TEXT EXCERPT →
....
In compression set testing the mission was to 1) commonize test parameters and 2) investigate whether the wet compression set test could replace the two set tests (unaged and humid aged) normally seen in seating foam specifications. The wet compression set value has been demonstrated in past work by team members to directly correlate with seat cushion durability. The flammability requirement for seating foams is required by federal law, so there was not much the team could do. However, one improvement that showed up in the new MS-DC648 specification was a note directing users to the ASTM version of MVSS 302, namely ASTM D 5132, Test Method for Horizontal Burning Rate of Polymeric Materials Used in Occupant Compartments of Motor Vehicles, for more definitive instructions for running the flammability test than what appears in the Code of Federal Regulations. D 5132 also contains test method precision data for refereeing purposes. Based on their work, this team was able to make their final recommendations to the Industry Panel and their task is essentially done.

CPF/ Hysteresis Loss Test IFD Test





Firmness Team
The Firmness Team has the mission of sifting through some 32 methods for measuring load bearing that can be found in automotive seating specifications. Their goal is to find which method has 1) the best precision, 2) the best correlation to H-point measurements (performed on fully installed automobile seats to determine the height of the driver’s eyes in relation to the windshield viewing area) and 3) the best correlation to seat cushion durability. Part of their investigation included studying test parameters such as preloads and dwell times to see what impact they have on test method precision. They also compared current IFD (indentation force deflection) and IRGL (indentation residual gauge length) methods found in ASTM D 3574, as well as a CPF (constant penetration force) test often used by some seat designers.
....
LISTED ENTRIES →

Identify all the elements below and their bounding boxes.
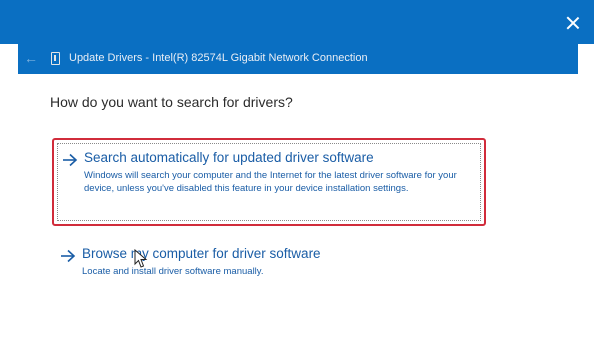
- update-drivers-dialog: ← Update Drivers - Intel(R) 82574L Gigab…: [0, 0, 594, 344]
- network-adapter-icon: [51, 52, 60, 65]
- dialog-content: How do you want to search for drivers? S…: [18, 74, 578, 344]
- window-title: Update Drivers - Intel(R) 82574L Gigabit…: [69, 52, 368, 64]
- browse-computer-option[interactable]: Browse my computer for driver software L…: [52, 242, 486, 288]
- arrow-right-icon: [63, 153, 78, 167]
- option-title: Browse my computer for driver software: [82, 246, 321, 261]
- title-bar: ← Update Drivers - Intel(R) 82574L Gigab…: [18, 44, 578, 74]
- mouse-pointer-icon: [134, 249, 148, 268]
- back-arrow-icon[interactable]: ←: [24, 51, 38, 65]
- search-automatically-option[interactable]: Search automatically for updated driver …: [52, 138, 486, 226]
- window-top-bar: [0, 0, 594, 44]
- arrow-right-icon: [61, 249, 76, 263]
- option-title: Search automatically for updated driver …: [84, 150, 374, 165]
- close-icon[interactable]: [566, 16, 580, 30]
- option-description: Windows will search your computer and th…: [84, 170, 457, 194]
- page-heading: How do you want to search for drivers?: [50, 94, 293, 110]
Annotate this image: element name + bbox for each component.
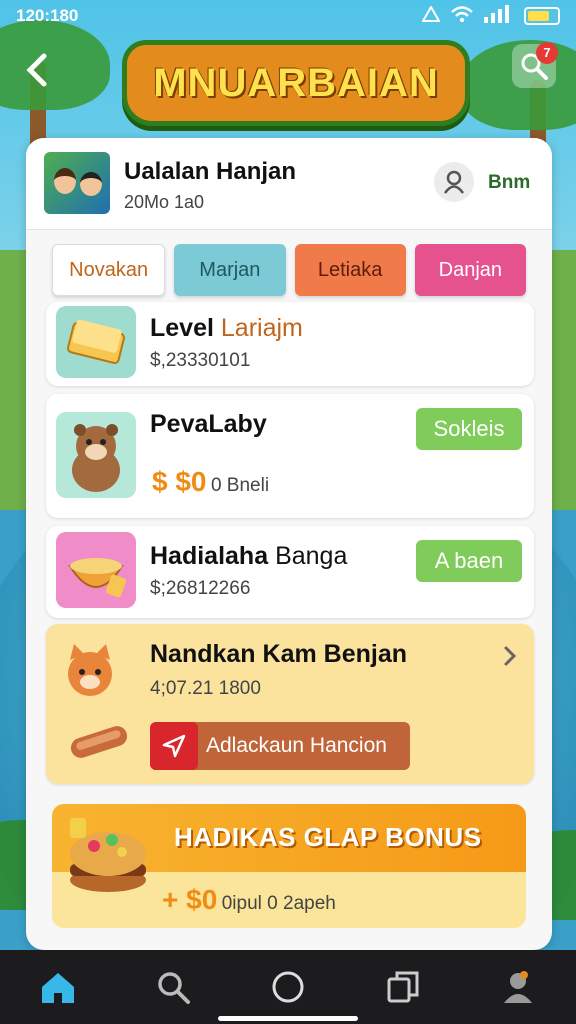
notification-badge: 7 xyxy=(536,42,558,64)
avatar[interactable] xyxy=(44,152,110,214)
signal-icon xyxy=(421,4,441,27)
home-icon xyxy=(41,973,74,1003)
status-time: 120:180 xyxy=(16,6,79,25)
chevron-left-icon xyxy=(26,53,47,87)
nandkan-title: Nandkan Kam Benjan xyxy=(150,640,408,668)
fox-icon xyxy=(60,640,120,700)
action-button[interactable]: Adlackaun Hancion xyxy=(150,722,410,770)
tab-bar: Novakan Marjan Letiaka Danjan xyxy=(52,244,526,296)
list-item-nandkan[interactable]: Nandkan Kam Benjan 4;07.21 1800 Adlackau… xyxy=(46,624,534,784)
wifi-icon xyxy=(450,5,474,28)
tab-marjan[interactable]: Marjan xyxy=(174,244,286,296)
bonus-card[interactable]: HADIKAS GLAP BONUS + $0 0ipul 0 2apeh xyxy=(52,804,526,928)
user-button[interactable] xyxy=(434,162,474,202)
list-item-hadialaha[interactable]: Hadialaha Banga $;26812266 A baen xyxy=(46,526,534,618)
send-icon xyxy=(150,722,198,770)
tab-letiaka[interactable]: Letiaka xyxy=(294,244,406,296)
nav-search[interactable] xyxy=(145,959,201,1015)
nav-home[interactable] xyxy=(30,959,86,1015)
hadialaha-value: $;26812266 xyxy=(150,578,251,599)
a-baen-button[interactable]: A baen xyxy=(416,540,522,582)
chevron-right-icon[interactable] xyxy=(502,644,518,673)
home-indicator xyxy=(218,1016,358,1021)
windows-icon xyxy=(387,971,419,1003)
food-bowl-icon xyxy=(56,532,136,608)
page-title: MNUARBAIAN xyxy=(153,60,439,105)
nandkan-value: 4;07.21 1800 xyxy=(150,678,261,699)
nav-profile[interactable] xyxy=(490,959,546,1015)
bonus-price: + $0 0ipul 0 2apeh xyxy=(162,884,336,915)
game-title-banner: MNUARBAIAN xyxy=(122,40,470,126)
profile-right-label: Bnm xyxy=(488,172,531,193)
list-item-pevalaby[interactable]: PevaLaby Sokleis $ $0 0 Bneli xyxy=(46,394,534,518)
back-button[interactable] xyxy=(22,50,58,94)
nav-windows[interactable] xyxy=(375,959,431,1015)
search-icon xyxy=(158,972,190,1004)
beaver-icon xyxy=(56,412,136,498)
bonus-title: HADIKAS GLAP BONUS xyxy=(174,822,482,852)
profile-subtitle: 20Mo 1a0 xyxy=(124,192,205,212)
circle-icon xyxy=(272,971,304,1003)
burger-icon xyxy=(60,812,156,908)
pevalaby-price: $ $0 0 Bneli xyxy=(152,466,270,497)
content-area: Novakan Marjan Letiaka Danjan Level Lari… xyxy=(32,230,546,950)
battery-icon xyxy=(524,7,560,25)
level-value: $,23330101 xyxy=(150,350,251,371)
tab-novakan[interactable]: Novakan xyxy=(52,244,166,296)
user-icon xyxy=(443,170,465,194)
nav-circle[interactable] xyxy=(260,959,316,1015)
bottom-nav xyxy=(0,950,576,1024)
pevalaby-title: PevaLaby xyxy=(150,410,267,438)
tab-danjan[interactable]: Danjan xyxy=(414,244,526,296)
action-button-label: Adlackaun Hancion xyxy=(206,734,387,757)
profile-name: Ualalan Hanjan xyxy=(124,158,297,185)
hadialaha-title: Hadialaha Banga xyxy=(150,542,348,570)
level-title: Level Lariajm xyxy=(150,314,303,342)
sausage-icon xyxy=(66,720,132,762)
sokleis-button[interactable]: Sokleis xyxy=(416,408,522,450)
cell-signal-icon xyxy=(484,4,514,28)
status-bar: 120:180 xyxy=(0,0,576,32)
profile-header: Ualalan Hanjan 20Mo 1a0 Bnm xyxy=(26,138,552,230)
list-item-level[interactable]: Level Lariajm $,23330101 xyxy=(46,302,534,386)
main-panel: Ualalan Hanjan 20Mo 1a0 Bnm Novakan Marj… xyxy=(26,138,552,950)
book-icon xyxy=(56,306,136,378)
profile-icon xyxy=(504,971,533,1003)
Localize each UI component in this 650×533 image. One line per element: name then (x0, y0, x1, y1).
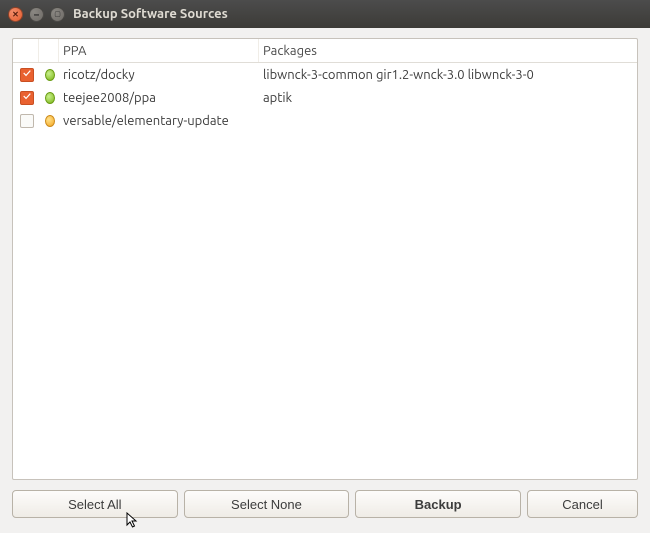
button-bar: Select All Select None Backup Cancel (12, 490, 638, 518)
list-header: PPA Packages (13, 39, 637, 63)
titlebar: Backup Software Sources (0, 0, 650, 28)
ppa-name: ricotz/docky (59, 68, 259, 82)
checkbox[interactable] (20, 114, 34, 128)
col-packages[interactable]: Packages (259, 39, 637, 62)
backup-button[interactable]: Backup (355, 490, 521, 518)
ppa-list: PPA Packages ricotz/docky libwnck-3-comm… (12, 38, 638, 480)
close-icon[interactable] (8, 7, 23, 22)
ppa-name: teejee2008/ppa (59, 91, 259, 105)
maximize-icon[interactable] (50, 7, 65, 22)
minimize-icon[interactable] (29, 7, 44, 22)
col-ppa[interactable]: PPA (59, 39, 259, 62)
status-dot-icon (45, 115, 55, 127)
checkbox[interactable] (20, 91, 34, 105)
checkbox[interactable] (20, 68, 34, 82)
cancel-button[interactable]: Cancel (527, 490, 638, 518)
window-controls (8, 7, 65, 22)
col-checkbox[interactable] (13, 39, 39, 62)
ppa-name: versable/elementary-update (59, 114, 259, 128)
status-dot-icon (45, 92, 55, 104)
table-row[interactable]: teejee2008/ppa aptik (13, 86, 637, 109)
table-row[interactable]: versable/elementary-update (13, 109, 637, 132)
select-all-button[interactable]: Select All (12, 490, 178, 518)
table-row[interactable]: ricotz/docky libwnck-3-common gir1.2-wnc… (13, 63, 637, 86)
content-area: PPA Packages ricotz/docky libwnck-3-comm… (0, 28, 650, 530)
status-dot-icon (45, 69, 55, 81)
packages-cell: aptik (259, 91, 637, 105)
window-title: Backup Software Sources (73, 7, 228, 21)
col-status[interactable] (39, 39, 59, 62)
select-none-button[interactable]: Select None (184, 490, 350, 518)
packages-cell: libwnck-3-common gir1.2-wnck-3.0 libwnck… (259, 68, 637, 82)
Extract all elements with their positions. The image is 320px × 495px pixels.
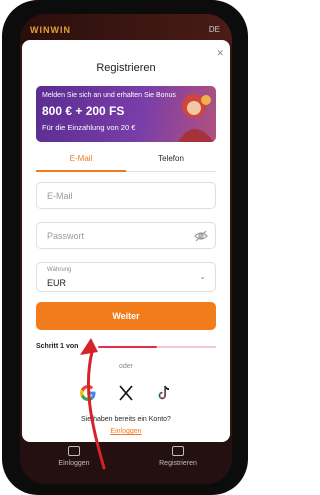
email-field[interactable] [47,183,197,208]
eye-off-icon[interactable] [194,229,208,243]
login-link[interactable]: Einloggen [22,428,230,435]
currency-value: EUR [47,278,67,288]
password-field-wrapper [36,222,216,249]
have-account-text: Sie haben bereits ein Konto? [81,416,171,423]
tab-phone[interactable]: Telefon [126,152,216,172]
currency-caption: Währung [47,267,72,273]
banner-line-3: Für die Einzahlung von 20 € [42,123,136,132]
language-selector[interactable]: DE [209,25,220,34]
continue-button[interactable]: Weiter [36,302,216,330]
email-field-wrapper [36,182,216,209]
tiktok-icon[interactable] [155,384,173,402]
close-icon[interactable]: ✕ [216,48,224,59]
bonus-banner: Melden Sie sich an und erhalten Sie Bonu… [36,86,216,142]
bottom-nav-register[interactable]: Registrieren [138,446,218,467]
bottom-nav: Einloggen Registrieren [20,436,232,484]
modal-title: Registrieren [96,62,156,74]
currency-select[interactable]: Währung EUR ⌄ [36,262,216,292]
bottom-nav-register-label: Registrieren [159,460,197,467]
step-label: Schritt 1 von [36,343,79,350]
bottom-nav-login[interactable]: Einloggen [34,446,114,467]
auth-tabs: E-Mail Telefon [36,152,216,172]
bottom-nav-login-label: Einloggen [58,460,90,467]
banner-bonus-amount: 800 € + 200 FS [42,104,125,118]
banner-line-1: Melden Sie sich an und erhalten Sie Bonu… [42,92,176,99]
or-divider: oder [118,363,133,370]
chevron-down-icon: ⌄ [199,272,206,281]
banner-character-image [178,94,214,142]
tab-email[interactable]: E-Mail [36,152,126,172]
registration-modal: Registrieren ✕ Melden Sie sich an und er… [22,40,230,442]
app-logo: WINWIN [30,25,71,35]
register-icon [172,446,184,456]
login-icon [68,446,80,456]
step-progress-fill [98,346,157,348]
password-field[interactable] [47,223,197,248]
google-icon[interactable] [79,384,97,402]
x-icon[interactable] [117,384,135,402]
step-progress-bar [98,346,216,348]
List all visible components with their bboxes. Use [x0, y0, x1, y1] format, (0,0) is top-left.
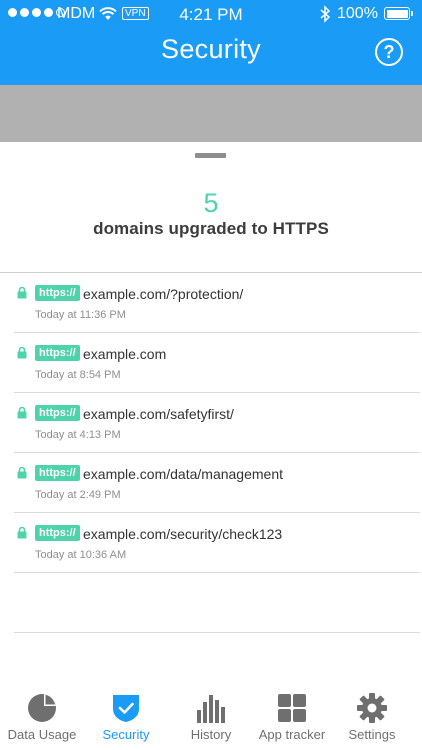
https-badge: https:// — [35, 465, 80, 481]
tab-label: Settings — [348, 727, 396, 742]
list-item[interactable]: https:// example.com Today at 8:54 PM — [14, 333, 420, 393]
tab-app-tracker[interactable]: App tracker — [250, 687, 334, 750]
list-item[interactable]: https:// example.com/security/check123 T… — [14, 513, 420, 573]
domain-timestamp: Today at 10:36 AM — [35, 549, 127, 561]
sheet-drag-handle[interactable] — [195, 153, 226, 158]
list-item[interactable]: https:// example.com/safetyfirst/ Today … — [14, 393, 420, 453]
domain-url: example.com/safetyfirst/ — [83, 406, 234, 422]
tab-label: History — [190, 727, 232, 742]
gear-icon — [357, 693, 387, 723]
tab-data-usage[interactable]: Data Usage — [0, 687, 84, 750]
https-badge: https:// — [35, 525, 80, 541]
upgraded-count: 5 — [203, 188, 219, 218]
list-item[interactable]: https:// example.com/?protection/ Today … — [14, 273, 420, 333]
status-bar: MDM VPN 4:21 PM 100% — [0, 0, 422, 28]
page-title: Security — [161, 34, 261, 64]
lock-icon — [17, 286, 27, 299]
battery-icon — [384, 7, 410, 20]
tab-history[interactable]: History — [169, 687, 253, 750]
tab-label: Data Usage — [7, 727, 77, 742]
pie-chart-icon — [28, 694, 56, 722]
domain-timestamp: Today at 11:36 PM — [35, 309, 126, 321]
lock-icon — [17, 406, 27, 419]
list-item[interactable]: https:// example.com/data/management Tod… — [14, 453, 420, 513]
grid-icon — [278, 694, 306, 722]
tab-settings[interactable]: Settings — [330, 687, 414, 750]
....
TO BE DONE →
**1.** From the seating foam text, list the three qualities the Firmness Team looks for when choosing a load-bearing method.
**2.** Carry on the seating foam testing text from its last sentence, about the Firmness Team's comparison of methods.
The records are separate from the seating foam text.

PER-TASK ANSWERS →
**1.**
1) The best precision
2) The best correlation to H-point measurements
3) The best correlation to seat cushion durability

**2.**
The CPF test is very similar to ASTM D 5672, Test Method for Testing Flexible Cellular Materials Measurement of Indentation Force Deflection Using a 25-mm (1-in.) Deflection Technique, which has been used in the upholstered furniture industry for many years. Additional studies are being performed to investigate the relationship between hysteresis loss and seat cushion durability.

Early indications from the team have shown good H-point correlation with both the IRGL test and the CPF test, while hysteresis measurements seem to correlate with cushion fatigue loss. A combination of hysteresis loss and CPF could possibly be used to adjust H-point values as well as predict durability. This combination test could be run in three minutes compared to the 10 minutes it takes to run the standard IFD test. Again, as with the other teams, when all their work is complete the Firmness Team will make their best recommendation to the Industry Panel for a consensus vote.

Durability Team
Like the Firmness Team, the Durability Team has a large number of fatigue tests for seat cushions to investigate. The most heavily cited method for fatigue in automotive seating foam specifications has been the constant force pounding test from ASTM D 3574. But seat designers are not sure this test method provides them with the correlation to in-vehicle seat response that they need. As part of evaluating all the tests, the team hopes to quantify the effects of deflection, cyclic rate, and time (number of cycles) on the fatiguing process. They are also investigating the effects of the indentor shape (round, cylindrical, butt-shaped, etc.) and the effects of test temperature (ambient versus elevated).

ASTM D 3574 Constant Force Pounding Test
After some discussions the team felt that the most important variables in the fatiguing process were frequency, the number of cycles and the amount of loading or deflection applied to the cushion. This was not unexpected. The loading and unloading process in the test is very interesting. Whereas the constant force pounding test applies a 750N load on and completely off the cushion during each cycle, another test cycles between 150N and 750N. Still another test cycles between 45-and 55-percent deflection. Frequencies range from 1Hz to 5Hz. Test cycle durations range from 80,000 to 300,000 cycles. What firmness measurement is best for measuring before and after cycling? What influence does creep play in the fatiguing process? Is there viscous heat build-up in a cushion at the higher frequencies? These are all things that the team hopes to understand before they make their recommendation for a consensus fatigue test.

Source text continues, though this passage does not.